◆ **Data excerpts**
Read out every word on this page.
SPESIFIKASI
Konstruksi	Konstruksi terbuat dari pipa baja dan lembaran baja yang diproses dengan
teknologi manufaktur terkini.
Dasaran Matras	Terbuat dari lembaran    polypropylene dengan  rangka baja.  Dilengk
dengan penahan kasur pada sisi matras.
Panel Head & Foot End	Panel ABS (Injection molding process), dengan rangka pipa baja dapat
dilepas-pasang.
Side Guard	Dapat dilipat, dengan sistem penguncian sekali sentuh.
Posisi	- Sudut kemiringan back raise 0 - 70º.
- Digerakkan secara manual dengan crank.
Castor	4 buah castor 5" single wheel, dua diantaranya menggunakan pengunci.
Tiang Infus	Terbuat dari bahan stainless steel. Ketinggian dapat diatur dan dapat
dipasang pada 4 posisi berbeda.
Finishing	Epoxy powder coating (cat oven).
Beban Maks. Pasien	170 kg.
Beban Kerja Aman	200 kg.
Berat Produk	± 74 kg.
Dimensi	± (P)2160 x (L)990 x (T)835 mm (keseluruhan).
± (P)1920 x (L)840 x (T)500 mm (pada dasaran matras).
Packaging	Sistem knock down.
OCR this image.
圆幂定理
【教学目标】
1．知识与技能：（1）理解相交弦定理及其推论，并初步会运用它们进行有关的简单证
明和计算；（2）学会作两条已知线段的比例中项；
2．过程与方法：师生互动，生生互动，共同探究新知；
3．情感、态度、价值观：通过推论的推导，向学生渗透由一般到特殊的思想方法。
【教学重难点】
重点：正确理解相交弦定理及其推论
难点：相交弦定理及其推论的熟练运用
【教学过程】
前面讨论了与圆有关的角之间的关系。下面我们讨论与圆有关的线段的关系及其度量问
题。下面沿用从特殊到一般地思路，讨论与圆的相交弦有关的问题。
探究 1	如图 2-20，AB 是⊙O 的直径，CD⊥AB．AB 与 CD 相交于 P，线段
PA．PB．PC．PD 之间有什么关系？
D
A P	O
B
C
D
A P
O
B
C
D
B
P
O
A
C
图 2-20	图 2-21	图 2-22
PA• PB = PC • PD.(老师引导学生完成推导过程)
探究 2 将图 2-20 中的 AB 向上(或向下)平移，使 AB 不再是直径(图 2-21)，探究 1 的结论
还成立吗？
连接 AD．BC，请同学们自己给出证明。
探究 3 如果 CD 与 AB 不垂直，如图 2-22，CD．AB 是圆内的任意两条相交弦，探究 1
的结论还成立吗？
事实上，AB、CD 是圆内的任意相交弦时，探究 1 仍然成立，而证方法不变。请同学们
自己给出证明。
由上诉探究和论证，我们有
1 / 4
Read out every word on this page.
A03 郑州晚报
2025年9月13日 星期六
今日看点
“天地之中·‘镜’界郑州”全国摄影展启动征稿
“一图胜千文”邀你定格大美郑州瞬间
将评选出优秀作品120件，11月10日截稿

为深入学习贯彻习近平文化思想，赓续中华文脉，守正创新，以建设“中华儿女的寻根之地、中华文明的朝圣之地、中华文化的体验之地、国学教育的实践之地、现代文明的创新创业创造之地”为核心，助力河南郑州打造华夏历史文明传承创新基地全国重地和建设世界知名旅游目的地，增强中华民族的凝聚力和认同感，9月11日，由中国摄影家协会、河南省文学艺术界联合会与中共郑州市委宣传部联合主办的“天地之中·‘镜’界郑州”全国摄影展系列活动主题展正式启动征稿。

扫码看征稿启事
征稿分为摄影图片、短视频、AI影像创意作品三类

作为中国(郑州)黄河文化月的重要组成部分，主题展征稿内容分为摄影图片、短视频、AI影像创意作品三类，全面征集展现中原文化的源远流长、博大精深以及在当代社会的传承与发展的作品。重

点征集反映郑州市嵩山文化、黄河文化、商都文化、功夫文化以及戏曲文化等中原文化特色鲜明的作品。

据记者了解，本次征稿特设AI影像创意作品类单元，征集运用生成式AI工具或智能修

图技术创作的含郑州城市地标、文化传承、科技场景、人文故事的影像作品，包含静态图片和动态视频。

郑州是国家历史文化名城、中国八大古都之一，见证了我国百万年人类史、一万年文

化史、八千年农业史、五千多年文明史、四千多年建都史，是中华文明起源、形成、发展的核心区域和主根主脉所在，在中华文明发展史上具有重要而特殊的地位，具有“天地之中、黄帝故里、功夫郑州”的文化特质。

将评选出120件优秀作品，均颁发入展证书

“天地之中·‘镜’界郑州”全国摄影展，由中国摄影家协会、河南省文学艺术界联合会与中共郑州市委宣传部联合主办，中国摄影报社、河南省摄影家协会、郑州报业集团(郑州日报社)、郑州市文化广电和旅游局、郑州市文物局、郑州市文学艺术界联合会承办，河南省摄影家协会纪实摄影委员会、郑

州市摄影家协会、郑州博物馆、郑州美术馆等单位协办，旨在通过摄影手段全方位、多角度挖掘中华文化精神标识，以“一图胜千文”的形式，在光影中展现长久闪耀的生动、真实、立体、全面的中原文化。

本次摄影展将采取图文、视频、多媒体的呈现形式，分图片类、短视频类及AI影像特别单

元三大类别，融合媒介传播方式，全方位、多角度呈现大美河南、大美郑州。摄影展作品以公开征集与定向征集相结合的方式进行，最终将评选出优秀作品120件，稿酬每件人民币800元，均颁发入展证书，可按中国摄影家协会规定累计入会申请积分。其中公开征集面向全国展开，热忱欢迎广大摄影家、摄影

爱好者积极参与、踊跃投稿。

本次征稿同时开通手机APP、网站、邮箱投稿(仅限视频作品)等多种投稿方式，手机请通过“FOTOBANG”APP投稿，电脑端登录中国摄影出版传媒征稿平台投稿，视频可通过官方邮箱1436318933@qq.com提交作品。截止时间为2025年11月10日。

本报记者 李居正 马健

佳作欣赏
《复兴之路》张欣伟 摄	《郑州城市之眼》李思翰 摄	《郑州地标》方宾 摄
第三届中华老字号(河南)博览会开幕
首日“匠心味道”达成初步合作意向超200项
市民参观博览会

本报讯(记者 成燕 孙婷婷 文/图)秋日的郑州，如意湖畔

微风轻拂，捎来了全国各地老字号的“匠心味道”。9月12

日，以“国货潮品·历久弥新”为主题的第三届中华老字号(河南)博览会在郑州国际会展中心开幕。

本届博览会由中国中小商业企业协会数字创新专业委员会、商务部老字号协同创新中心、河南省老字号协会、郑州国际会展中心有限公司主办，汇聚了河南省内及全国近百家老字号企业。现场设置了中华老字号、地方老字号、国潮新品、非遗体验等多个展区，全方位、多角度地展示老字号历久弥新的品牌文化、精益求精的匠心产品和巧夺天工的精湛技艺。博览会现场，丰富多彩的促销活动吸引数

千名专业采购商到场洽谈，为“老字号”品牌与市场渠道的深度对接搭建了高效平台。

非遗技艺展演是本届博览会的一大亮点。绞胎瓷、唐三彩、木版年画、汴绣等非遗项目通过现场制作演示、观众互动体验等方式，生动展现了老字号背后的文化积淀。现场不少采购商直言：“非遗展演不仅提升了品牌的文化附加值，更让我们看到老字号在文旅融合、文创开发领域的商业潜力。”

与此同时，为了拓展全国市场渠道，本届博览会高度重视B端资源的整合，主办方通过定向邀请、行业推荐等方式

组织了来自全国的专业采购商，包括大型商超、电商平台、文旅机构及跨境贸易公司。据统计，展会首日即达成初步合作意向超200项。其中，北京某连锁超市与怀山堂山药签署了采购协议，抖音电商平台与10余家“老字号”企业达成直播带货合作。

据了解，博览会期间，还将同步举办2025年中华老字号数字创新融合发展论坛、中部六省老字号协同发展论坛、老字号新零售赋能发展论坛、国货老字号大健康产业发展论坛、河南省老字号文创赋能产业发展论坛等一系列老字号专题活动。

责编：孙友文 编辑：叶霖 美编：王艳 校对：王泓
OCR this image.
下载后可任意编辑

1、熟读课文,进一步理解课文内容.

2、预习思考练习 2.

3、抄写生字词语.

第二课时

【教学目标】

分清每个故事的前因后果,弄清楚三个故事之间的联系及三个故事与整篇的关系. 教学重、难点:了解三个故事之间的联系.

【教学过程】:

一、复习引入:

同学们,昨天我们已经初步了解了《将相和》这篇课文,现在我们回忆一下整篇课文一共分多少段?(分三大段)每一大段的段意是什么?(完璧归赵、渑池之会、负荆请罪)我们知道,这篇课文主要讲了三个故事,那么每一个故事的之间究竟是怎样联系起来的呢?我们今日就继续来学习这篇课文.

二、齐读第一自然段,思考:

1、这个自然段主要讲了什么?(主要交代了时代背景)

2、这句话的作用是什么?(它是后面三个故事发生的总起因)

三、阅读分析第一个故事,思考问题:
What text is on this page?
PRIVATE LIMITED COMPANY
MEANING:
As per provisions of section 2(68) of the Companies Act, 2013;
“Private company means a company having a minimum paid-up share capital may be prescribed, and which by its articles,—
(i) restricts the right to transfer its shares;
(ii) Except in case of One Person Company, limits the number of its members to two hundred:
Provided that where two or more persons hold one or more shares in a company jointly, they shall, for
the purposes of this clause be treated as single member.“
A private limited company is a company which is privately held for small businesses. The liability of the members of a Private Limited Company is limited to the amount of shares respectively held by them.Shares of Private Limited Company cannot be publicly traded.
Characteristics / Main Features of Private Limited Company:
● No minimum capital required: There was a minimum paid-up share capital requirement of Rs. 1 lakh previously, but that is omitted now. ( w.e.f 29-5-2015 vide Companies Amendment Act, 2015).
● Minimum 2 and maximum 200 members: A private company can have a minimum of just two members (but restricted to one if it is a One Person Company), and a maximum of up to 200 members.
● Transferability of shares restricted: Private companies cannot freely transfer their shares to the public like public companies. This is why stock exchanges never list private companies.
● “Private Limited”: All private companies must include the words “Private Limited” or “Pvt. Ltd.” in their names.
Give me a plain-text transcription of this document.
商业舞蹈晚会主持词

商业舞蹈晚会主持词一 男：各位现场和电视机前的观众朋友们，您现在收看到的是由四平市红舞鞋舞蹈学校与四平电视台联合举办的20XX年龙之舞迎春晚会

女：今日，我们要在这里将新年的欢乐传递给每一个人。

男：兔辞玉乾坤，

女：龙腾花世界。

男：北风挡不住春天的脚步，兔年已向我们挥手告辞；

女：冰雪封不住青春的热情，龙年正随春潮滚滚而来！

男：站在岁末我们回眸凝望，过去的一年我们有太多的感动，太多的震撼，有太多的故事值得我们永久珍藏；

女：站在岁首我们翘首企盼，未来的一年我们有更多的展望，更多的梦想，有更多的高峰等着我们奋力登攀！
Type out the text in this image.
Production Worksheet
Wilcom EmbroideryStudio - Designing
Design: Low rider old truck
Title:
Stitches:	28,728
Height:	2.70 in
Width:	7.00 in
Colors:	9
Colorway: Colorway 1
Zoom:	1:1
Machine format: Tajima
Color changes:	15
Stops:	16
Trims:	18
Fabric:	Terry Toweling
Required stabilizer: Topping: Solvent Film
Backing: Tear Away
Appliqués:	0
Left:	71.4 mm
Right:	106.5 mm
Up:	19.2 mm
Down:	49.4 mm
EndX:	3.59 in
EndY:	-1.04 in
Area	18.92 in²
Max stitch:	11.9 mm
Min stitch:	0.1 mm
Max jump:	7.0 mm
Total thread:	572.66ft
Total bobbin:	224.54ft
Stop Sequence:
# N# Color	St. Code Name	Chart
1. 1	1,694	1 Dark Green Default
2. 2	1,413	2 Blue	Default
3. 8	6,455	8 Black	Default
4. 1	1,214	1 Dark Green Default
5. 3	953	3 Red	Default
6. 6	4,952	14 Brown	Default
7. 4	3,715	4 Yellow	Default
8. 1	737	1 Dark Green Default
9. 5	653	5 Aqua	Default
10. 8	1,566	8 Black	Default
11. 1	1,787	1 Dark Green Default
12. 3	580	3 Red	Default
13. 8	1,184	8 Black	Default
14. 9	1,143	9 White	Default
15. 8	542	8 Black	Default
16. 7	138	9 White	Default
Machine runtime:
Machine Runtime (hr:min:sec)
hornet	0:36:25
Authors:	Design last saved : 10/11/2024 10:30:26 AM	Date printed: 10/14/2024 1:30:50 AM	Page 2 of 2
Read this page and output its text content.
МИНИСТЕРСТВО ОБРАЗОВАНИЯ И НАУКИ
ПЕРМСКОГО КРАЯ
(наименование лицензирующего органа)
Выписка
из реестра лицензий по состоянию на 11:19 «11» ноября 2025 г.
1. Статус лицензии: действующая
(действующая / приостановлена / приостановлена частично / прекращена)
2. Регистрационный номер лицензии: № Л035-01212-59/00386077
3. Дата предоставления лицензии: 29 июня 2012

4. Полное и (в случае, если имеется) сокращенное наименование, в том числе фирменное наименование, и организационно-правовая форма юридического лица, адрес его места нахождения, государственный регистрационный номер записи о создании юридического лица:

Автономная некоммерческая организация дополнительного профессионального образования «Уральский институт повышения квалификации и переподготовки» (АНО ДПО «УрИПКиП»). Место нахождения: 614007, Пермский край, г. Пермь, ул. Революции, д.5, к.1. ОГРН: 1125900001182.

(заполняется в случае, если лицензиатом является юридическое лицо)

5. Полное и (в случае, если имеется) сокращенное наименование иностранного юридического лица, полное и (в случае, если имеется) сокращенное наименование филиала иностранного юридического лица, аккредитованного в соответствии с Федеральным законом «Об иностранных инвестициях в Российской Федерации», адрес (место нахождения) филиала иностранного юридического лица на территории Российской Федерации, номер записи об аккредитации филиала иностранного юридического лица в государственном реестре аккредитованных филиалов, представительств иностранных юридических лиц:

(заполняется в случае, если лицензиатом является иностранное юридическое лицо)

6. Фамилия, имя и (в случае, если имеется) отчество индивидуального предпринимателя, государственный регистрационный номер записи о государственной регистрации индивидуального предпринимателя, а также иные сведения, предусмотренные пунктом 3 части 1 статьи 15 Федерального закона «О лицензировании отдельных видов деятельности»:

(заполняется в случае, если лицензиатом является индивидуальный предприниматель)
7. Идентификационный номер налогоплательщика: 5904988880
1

◆ **Exercise**
Search the data above for lines holding "pipa" and copy each of them.

◆ **The result**
Konstruksi	Konstruksi terbuat dari pipa baja dan lembaran baja yang diproses dengan
Panel Head & Foot End	Panel ABS (Injection molding process), dengan rangka pipa baja dapat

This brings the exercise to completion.